Maybe the two are too alike. Maybe the result of a swap would be status quo.

But consider the hilarity as draft expert Mel Kiper, Jr. bursts a blood vessel in his eye as he goes all apoplectic if Kim uses the sixth pick in next year’s talent hunt to select some unknown receiver from Southern Idaho State named Ray Ray Gorgonzola simply because he ran a 4.22 40 at the Combine

Tell me that wouldn’t be preferable to where things stand now.

Kim and Al might not have the market cornered on inexplicable behavior, but, when it comes to crazy, they certainly have the makings of a good cartel. So, here are a few songs for them…

Francis Dunnery – Crazy Is A Pitstop
from Let’s Go Do What Happens

I posted a track from Dunnery’s solo debut, Fearless, awhile back. This trippy little number comes from his second album and both are worth seeking out – very talented fellow.

Crazy might, indeed, be a pit stop, but it seems like an awful lot of folks treat it as a parking lot.

Nazareth – Crazy (A Suitable Case For Treatment)
from Heavy Metal soundtrack

As a teenager, Heavy Metal was among the favorites for movie rentals with me and my friends. The movie’s soundtrack was far more diverse than its title implied, ranging from Devo and Stevie Nicks to Donald Fagen and Blue Oyster Cult.

As for Nazareth, my best friend in our neighborhood as a kid had an older brother who we all held in awe. He had sideburns, sunglasses and a Camaro. And usually blaring from that Camaro was Nazareth’s Hair Of The Dog (on eight track, no less).

Paul Davis – I Go Crazy
from Singer of Songs: Teller of Tales

If Gordon Lightfoot’s The Wreck Of The Edmund Fitzgerald is the light rock Stairway To Heaven of the ’70s, then I Go Crazy is…what? I do remember when this was a hit in ’77 and it was inescapable. It seemed to always be playing over the loudspeakers at our town’s public pool that summer (and on the radio of our bus returning from swim meets).

Bob Marley & The Wailers- Crazy Baldhead
from Rastaman Vibration

To Rastifarians, a baldhead is someone without dreadlocks, a non-believer. I have no idea what Kim Jong Il or Al Davis believe and, whatever it is, it’s likely mentally inscrutable to the sane.

However, I have no doubt that the two could benefit from throwing on some Bob Marley albums and blazing away. As hilarious as Harold And& Kumar Go To White Castle was, someone needs to draft Kim & Al Make A Taco Bell Run. It simply must be done.

ENTRIES PROVIDED:
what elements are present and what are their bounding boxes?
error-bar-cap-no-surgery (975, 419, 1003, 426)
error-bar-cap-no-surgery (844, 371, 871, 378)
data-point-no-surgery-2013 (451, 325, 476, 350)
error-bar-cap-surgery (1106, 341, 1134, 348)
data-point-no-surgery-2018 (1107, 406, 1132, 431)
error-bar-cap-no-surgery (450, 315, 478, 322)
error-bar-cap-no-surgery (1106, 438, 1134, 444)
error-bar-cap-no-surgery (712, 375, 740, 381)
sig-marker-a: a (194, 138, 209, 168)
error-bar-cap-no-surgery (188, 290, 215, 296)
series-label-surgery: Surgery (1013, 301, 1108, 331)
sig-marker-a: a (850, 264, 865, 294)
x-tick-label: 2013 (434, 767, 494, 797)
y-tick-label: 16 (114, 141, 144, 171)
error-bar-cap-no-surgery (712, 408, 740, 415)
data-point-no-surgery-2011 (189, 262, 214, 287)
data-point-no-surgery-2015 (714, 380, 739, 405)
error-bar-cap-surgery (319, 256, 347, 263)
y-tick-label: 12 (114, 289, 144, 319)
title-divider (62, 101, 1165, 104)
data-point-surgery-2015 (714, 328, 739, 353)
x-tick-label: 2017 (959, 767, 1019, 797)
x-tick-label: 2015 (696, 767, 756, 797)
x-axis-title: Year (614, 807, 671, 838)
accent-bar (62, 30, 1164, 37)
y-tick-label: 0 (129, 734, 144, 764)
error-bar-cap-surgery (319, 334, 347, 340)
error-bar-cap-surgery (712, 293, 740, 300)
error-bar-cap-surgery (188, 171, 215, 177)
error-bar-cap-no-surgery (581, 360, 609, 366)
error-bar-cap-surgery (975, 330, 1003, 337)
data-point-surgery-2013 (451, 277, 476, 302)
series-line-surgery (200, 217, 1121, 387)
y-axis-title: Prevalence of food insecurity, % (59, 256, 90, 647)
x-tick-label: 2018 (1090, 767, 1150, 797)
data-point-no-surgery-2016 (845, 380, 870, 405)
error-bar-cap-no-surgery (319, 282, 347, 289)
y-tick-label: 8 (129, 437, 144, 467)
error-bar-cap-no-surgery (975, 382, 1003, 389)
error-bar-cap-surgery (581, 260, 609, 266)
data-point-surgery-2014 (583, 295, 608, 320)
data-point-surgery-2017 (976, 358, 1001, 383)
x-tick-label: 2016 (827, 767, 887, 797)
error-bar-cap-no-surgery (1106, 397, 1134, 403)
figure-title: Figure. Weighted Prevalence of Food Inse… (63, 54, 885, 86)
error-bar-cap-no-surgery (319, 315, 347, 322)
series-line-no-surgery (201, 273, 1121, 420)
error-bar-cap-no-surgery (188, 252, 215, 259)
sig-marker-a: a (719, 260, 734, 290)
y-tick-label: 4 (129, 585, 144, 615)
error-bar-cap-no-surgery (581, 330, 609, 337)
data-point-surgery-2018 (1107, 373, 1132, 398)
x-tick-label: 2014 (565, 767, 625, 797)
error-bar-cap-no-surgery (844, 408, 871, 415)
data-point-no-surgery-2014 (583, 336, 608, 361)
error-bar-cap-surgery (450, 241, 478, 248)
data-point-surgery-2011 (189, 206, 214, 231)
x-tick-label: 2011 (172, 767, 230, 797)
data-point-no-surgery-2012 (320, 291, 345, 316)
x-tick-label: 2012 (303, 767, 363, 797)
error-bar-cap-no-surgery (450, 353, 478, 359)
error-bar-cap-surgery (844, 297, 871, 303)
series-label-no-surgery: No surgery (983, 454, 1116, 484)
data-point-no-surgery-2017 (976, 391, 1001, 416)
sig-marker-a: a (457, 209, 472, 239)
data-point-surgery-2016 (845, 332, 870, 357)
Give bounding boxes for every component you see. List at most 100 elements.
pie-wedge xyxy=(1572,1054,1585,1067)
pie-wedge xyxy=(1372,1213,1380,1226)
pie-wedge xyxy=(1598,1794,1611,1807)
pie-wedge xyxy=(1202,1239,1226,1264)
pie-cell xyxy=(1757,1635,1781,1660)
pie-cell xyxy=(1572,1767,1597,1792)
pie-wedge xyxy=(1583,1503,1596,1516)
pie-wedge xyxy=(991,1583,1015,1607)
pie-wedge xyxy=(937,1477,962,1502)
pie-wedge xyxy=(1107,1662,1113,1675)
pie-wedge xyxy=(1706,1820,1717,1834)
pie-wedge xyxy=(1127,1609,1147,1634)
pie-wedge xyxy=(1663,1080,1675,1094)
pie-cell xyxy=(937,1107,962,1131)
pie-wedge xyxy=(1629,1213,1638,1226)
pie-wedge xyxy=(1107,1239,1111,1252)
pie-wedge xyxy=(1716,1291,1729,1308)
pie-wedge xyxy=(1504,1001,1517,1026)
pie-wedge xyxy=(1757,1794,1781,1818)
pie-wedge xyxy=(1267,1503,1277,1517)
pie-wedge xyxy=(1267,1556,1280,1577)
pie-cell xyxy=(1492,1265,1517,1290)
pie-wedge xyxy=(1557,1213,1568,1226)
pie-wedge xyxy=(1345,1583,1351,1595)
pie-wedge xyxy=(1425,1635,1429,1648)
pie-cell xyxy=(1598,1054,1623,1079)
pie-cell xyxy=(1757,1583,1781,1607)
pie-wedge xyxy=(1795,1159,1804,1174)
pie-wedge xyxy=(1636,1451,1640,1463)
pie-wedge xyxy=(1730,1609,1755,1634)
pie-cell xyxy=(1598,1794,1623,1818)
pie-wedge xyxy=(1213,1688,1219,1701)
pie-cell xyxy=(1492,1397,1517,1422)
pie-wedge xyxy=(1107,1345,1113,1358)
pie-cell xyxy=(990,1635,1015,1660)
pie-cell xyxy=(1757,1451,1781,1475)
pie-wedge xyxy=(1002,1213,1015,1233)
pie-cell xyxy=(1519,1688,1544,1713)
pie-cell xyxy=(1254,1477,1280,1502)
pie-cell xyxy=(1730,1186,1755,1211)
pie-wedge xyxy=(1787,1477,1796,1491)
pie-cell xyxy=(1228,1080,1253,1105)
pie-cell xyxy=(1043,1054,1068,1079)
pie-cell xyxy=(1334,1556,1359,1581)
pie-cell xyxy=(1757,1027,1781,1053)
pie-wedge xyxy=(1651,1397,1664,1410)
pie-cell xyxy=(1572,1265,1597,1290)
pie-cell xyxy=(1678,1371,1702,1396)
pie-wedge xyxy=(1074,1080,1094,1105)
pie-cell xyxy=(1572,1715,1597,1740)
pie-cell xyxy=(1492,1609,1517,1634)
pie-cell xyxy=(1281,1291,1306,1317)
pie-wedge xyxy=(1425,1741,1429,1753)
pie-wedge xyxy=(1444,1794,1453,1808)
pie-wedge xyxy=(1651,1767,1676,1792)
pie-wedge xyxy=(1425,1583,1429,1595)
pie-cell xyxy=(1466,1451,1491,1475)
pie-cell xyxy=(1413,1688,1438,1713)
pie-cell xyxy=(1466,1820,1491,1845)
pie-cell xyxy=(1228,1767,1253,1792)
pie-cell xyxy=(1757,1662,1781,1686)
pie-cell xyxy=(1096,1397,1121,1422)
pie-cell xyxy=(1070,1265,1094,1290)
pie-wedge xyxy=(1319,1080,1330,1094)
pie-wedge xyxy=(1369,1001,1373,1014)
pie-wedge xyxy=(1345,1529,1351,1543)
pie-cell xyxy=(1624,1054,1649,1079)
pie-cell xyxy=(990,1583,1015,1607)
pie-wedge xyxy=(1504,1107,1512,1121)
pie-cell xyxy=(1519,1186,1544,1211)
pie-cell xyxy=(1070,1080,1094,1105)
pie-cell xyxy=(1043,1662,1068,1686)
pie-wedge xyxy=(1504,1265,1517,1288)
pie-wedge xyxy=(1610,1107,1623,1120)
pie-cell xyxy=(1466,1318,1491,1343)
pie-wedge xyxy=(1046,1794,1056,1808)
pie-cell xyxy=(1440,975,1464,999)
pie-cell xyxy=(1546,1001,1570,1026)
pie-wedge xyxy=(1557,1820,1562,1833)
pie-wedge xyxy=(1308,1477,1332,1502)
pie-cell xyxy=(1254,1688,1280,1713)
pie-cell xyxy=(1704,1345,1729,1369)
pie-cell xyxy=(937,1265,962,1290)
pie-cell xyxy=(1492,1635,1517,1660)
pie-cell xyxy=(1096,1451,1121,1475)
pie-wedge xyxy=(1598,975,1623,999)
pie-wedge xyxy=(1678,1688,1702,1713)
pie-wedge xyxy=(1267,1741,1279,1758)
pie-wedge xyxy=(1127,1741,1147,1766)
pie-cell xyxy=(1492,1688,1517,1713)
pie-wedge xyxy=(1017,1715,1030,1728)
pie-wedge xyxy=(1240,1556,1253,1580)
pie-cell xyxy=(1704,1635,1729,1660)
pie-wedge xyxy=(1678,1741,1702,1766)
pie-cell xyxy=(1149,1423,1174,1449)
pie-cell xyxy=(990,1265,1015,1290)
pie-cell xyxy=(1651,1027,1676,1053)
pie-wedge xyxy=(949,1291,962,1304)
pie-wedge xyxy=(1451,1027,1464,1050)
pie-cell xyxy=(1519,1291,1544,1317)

AIM:
Answer the following from the blog post about songs with "crazy" in the title.
(a) Which album does the post name as Francis Dunnery's solo debut?
(b) What car did the older brother of the writer's childhood best friend have?
(c) Where did "I Go Crazy" seem to always be playing the summer it was a hit?

EXERCISE SOLUTION:
(a) Fearless
(b) A Camaro
(c) Over the loudspeakers at the town's public pool